WORK TO DO:
Check every line of the entries below for the word "mutters", and copy the ones that have it.

MATERIAL PROVIDED:
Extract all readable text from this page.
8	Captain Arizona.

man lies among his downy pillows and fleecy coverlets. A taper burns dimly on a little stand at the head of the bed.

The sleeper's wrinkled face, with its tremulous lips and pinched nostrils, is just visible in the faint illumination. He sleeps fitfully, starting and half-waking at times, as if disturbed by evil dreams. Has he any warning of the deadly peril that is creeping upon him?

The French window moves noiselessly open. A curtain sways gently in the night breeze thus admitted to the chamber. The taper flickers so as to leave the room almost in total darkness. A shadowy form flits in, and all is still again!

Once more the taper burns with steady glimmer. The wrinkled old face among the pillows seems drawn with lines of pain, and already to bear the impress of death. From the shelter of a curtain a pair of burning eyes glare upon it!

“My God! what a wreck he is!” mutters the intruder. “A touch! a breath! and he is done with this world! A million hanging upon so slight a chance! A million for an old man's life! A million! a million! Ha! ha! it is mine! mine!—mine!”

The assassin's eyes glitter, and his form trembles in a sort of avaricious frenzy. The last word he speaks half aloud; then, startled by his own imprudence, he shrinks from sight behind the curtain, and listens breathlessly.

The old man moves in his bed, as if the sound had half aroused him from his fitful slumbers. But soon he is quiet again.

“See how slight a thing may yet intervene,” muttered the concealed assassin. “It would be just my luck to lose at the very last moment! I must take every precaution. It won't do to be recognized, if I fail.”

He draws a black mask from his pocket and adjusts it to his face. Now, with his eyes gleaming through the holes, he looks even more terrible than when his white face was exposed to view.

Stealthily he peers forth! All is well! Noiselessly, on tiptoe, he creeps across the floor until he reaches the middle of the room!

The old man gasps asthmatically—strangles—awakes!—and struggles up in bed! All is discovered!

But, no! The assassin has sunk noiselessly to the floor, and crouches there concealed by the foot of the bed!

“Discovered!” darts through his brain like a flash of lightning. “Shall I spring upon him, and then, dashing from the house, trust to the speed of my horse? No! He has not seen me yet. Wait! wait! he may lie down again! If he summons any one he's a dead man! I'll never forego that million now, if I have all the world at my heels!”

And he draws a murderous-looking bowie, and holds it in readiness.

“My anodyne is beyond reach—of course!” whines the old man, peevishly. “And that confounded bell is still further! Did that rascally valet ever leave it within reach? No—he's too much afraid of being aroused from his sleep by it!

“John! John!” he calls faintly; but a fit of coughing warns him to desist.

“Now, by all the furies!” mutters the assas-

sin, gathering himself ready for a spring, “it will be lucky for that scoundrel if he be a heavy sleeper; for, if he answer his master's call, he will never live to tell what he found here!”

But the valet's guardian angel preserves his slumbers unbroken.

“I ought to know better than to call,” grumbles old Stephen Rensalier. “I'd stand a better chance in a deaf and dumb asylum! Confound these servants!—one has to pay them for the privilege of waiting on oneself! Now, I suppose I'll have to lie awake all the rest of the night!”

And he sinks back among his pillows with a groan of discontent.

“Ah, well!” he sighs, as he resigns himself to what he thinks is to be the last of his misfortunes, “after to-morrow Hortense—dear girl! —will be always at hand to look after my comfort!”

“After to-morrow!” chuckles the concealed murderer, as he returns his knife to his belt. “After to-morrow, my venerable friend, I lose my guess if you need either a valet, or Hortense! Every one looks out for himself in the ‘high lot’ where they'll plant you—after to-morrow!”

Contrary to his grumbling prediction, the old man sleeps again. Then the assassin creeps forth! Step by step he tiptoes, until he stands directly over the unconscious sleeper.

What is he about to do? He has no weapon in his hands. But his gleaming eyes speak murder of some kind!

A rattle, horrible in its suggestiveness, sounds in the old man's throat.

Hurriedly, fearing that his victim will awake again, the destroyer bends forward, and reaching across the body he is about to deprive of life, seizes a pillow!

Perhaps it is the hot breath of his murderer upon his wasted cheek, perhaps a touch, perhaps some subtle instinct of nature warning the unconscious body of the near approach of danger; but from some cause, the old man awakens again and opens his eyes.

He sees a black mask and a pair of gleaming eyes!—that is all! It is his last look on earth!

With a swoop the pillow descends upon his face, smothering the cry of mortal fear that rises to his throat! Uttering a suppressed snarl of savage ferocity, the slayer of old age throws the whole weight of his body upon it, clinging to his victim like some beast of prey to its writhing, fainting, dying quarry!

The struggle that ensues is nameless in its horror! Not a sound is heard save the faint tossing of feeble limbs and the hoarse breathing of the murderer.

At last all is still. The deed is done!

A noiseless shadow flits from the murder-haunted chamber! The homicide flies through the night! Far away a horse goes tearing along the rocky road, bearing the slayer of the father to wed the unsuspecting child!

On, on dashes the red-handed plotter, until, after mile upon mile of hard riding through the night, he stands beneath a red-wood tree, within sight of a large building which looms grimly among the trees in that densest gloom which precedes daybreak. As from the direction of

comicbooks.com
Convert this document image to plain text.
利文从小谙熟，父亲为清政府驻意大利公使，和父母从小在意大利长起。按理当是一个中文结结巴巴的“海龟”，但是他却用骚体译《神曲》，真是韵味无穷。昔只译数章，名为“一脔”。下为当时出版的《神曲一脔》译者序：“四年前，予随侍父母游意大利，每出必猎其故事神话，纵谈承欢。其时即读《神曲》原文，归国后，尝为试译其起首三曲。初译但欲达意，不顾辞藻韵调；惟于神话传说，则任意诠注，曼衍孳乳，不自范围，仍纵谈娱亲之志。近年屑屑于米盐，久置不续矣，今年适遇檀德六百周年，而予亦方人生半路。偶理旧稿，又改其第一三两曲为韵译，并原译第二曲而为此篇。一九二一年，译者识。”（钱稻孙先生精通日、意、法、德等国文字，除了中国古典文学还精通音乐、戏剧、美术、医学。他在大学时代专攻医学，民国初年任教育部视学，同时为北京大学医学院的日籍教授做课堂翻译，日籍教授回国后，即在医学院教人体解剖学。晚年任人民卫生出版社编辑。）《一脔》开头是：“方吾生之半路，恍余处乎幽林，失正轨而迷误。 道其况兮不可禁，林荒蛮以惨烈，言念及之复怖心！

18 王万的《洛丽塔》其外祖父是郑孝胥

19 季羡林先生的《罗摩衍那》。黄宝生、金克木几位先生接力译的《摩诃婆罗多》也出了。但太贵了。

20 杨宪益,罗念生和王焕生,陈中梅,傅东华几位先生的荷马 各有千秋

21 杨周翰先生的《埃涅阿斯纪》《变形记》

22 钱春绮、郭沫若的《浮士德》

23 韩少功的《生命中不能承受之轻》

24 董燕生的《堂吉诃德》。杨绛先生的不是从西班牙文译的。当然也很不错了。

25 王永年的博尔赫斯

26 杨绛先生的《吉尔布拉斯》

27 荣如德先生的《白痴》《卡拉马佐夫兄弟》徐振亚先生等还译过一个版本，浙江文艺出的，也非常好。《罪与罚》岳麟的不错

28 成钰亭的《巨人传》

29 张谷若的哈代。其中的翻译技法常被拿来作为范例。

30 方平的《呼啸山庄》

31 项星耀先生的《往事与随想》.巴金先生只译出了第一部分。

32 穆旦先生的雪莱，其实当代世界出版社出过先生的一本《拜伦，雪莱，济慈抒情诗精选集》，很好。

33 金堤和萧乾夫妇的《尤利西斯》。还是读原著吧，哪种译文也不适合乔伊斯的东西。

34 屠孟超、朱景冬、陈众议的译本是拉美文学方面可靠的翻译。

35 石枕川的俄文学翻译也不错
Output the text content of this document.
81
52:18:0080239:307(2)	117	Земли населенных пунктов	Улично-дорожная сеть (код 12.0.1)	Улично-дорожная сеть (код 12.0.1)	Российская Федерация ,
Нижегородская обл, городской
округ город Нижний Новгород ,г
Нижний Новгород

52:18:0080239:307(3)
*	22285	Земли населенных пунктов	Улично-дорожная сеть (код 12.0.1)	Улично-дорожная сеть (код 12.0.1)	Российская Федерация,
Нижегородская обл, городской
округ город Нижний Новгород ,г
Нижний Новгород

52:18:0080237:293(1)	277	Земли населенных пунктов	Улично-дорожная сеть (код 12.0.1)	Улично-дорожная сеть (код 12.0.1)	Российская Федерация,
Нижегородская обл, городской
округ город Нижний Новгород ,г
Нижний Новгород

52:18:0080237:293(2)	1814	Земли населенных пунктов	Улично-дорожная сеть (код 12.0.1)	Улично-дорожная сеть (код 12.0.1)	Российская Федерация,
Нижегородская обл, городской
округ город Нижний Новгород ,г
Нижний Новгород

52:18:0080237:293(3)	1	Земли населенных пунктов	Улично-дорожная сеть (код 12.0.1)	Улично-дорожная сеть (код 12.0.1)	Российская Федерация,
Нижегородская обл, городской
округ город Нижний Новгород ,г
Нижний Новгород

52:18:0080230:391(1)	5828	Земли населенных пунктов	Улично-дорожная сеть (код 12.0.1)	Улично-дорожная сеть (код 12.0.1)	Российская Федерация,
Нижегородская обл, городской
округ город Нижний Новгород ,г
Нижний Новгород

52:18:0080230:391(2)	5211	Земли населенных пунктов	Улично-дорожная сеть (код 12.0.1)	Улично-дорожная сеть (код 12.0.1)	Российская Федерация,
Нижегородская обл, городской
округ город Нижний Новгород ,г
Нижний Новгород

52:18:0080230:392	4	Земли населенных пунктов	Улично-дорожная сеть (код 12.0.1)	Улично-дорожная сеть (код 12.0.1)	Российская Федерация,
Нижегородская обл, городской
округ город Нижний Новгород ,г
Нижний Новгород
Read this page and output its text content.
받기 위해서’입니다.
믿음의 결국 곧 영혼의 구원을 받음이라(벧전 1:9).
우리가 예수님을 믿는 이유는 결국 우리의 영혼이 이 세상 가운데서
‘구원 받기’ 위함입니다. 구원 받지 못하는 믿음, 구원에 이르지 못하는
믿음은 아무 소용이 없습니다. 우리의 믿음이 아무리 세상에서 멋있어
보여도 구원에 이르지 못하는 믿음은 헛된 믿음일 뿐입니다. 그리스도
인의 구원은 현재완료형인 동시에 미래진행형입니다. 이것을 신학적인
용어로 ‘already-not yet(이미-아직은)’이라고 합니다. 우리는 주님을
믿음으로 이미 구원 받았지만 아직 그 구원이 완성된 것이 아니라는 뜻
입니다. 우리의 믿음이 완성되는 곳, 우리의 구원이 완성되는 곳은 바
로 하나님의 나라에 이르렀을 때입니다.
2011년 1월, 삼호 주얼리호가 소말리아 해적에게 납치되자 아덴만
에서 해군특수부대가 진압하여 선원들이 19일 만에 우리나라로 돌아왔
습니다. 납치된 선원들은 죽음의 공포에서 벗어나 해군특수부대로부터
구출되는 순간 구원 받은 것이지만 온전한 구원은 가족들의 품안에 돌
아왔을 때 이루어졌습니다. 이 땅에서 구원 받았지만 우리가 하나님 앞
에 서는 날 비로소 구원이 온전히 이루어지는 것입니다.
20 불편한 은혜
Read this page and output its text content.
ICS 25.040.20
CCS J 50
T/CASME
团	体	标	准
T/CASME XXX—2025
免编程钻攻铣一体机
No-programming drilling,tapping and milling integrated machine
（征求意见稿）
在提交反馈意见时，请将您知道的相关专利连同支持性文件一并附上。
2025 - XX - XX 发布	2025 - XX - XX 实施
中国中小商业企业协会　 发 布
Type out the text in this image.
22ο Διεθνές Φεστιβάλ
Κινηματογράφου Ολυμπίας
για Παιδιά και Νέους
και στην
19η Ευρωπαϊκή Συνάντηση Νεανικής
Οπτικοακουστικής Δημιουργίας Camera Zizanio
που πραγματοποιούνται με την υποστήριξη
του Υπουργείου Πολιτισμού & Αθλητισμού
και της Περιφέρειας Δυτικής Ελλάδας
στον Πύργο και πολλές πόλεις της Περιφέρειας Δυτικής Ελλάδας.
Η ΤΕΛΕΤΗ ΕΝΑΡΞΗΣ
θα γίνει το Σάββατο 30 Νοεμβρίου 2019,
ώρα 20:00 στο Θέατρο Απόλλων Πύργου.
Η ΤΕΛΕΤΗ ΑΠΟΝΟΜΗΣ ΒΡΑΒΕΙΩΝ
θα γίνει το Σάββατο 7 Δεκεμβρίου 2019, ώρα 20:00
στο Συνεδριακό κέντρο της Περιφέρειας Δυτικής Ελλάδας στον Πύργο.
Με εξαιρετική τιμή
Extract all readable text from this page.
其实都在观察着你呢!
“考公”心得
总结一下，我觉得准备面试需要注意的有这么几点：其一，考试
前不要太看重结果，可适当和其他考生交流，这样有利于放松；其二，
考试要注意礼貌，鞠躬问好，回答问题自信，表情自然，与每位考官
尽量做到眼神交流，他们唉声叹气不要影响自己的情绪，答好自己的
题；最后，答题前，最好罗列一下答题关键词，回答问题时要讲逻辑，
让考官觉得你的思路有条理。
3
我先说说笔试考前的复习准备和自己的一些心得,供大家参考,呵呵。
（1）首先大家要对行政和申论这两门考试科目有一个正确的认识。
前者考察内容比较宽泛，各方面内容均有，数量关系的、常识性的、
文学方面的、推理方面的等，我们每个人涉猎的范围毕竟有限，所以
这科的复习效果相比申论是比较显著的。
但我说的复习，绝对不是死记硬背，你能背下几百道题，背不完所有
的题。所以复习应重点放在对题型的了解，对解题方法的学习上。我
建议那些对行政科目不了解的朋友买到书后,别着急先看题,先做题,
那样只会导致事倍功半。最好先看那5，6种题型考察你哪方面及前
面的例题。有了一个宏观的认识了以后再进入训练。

RESULT FOR THIS EXERCISE:
“My God! what a wreck he is!” mutters the intruder. “A touch! a breath! and he is done with this world! A million hanging upon so slight a chance! A million for an old man's life! A million! a million! Ha! ha! it is mine! mine!—mine!”
“Now, by all the furies!” mutters the assas-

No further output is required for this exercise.